* BEGIN *

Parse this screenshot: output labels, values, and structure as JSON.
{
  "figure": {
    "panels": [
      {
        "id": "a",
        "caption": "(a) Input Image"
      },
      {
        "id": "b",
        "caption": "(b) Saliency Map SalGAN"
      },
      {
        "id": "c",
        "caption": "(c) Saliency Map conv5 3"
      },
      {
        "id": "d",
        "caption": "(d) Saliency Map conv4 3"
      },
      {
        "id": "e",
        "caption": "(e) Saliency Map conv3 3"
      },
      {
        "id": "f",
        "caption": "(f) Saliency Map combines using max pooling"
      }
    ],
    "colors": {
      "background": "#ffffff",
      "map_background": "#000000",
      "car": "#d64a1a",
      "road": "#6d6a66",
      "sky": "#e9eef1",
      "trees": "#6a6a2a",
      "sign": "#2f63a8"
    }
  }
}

* END *

Above are the entries; count how many of their lines contain the word "caption" and give only that number.

6